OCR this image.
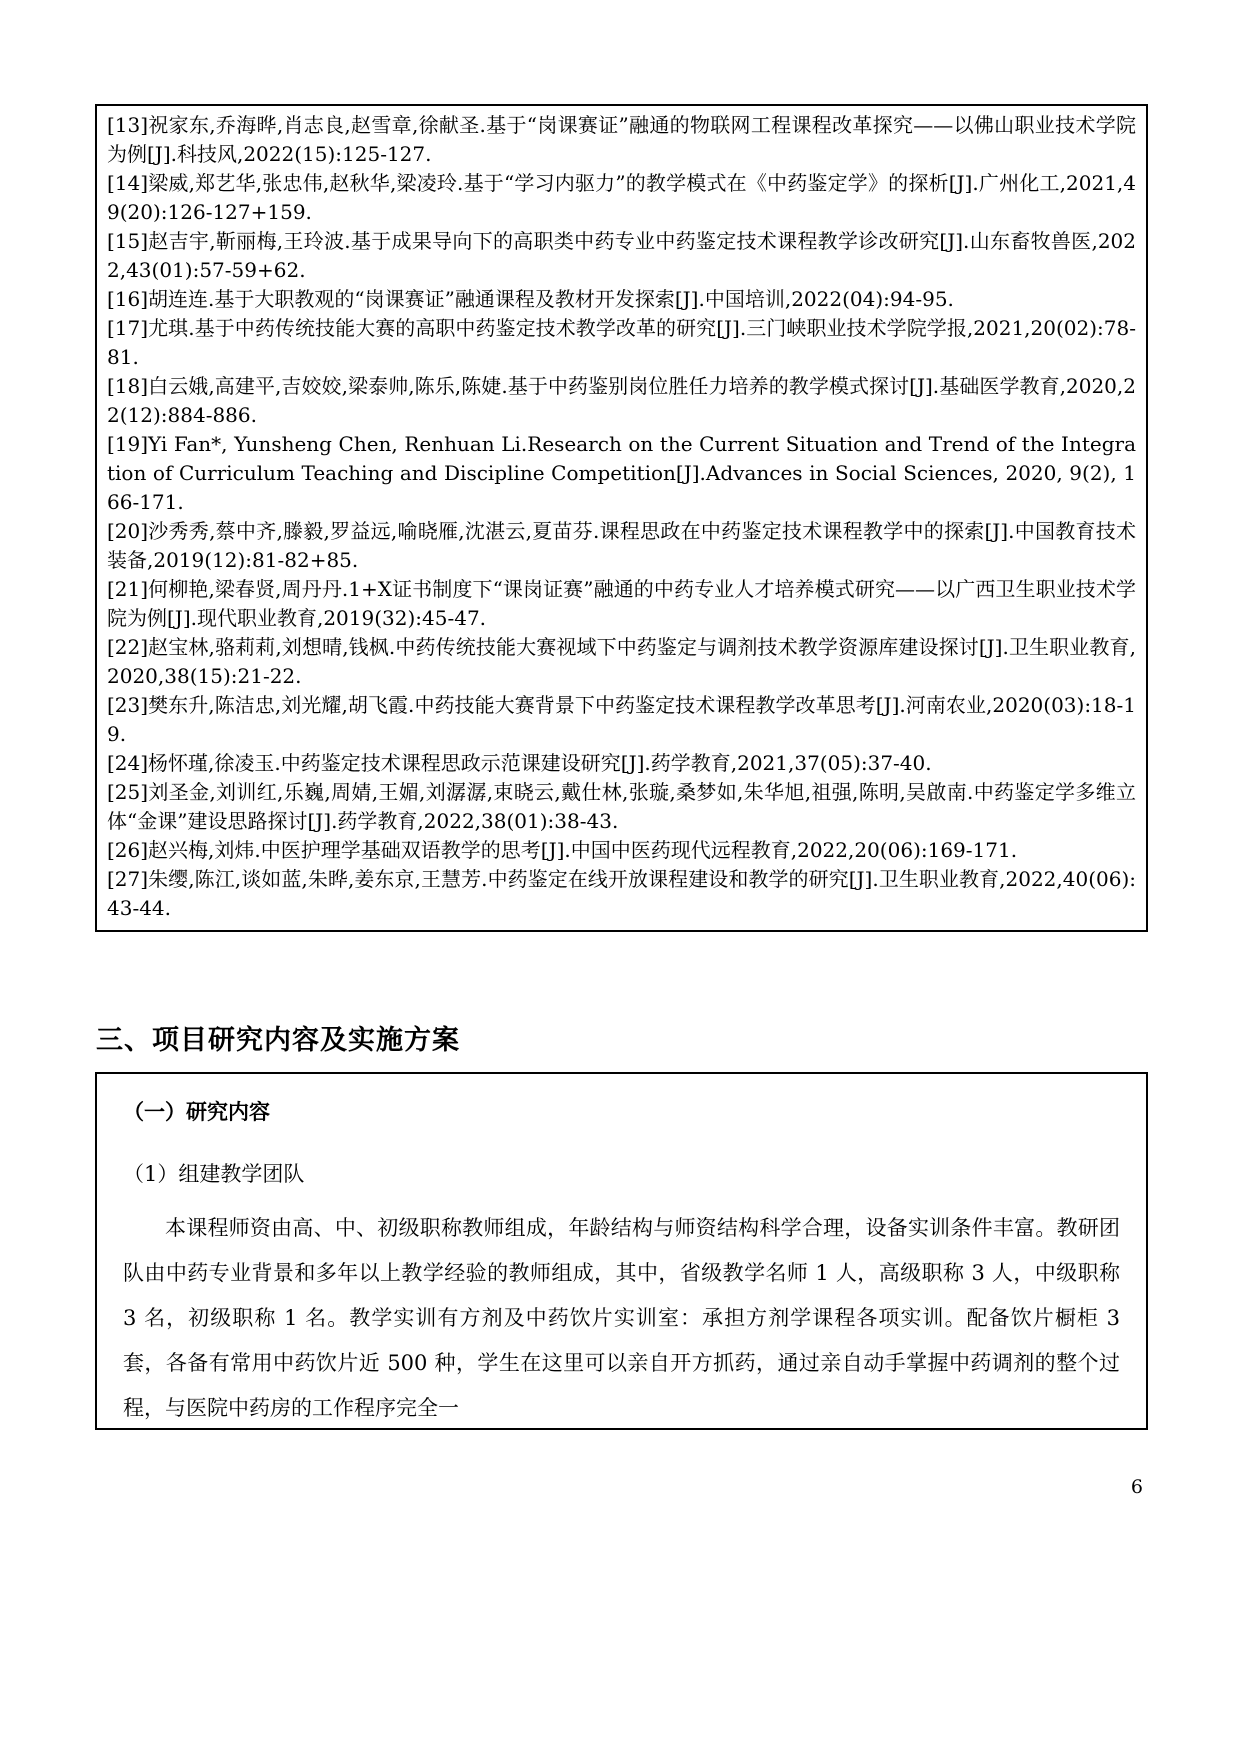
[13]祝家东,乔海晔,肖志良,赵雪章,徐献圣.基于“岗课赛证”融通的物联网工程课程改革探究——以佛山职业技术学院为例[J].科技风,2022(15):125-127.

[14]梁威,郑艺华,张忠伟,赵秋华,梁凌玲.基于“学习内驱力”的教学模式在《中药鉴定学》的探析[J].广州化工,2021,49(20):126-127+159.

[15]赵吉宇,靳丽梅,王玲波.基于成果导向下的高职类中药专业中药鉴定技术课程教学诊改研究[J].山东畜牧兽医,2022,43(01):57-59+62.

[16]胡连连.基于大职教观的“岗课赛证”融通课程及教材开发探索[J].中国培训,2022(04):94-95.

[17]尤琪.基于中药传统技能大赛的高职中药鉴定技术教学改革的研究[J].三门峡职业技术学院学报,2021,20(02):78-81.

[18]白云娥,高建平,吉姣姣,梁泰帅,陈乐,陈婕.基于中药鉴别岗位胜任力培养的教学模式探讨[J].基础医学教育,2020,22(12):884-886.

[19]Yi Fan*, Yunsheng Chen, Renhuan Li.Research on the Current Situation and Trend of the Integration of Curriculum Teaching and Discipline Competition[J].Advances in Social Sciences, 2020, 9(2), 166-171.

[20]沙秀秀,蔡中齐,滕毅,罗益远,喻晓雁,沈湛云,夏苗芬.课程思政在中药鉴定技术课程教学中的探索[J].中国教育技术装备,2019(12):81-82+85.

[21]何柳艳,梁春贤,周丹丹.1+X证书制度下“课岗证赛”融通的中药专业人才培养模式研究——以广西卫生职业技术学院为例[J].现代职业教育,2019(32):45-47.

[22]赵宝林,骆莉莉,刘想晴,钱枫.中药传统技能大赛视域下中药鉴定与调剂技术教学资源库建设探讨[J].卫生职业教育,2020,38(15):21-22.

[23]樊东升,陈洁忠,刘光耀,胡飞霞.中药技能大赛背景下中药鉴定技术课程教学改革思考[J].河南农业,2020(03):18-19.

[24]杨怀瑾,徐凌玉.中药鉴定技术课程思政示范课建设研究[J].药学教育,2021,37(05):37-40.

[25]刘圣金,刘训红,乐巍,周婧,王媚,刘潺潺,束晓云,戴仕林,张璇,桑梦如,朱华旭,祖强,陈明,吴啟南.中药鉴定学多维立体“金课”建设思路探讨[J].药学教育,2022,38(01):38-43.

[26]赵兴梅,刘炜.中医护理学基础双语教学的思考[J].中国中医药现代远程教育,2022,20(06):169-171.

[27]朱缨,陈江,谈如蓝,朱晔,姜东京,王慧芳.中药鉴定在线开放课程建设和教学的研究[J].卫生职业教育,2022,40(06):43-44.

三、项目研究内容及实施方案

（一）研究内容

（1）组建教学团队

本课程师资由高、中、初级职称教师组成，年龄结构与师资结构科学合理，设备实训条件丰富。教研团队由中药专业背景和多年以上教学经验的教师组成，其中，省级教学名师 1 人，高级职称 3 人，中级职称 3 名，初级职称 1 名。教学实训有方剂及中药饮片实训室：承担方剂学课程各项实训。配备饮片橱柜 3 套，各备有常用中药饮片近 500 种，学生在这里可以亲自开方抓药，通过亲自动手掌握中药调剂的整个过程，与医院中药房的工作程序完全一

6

===

Given instruction = Take each line of the material that contains the word "卫生职业教育" and list it.

Worked solution =
[22]赵宝林,骆莉莉,刘想晴,钱枫.中药传统技能大赛视域下中药鉴定与调剂技术教学资源库建设探讨[J].卫生职业教育,2020,38(15):21-22.
[27]朱缨,陈江,谈如蓝,朱晔,姜东京,王慧芳.中药鉴定在线开放课程建设和教学的研究[J].卫生职业教育,2022,40(06):43-44.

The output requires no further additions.